▶ [Material for the task]
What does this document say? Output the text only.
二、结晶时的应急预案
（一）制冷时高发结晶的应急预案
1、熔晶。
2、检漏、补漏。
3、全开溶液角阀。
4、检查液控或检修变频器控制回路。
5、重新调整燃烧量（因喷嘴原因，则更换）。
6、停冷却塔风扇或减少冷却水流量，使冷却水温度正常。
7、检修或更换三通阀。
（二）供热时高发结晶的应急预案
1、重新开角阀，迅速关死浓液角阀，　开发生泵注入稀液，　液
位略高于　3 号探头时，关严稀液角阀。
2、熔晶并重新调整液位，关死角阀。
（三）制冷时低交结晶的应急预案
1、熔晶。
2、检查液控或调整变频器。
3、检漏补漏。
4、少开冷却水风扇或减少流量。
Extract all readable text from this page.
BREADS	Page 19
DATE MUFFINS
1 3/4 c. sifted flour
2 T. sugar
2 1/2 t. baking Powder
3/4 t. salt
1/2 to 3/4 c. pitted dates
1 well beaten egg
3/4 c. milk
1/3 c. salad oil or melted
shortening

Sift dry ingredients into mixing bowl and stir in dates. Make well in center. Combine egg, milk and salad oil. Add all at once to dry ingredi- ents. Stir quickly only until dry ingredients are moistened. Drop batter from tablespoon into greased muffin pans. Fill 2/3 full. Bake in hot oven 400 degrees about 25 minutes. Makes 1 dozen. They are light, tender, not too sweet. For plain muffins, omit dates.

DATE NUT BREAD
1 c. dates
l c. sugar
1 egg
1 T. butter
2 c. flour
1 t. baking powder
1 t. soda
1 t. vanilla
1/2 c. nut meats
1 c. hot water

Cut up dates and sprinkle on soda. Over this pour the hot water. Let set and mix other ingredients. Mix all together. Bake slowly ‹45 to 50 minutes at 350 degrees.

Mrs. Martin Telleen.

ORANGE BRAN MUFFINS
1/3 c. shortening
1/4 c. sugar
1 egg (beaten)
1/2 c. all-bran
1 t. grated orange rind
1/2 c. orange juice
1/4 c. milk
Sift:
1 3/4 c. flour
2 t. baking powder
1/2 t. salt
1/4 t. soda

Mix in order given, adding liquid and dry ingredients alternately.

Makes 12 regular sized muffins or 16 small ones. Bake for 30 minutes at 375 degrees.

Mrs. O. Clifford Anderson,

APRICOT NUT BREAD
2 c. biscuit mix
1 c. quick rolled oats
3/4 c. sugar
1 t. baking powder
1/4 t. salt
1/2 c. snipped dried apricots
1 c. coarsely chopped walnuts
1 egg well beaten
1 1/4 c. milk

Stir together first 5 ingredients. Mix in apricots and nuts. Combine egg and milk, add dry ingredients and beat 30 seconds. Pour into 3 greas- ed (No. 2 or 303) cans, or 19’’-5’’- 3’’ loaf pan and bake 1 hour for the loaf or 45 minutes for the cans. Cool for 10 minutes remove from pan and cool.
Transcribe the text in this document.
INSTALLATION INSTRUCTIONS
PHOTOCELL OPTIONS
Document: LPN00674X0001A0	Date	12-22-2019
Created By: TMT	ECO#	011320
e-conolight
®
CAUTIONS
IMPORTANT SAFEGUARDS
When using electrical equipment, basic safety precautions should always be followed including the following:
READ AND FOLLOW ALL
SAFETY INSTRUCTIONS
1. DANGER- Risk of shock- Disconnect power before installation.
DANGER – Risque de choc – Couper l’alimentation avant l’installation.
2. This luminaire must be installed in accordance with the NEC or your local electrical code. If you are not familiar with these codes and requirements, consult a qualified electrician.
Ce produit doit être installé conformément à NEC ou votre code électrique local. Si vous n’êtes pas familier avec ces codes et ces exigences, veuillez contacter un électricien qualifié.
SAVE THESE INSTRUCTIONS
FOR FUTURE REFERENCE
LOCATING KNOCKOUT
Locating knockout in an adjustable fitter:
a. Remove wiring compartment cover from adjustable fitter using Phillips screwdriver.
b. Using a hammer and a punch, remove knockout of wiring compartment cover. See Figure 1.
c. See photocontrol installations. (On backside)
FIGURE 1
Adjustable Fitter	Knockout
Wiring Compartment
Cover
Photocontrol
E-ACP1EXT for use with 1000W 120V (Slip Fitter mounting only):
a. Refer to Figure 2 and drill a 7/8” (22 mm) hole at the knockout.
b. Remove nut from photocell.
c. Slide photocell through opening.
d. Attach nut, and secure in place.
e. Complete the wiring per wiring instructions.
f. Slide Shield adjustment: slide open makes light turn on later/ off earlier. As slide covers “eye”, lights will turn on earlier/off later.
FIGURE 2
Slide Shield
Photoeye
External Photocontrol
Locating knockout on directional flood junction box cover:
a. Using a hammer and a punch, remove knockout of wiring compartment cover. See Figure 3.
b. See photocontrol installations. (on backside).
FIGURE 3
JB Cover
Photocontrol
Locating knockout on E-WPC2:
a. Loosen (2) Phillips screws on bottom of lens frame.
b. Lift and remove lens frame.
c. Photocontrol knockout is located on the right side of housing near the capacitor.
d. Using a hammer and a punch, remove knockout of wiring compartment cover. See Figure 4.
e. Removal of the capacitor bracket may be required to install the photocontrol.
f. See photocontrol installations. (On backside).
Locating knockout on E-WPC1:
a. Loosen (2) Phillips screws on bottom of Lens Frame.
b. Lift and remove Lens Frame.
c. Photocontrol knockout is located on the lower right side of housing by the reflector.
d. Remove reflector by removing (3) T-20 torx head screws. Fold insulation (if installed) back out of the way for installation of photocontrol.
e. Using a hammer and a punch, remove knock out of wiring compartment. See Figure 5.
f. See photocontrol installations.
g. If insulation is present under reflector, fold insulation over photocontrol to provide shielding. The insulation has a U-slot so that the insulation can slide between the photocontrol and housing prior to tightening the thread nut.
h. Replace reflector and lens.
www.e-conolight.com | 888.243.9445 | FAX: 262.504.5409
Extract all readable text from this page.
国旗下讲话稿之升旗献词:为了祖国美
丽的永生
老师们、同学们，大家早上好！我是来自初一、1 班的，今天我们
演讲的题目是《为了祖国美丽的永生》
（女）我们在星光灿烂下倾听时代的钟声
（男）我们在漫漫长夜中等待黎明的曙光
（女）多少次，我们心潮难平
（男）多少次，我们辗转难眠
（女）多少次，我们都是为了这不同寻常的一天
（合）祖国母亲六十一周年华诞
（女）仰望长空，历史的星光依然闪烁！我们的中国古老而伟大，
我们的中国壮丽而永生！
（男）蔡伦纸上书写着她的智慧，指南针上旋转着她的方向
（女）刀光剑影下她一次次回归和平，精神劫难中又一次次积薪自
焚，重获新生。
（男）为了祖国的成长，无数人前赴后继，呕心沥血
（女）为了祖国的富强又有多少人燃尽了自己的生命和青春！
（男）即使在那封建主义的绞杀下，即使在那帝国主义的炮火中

▶ [What is needed]
Gather every line from the listing above in which the word "right" appears.

▶ [Worked answer]
c. Photocontrol knockout is located on the right side of housing near the capacitor.
c. Photocontrol knockout is located on the lower right side of housing by the reflector.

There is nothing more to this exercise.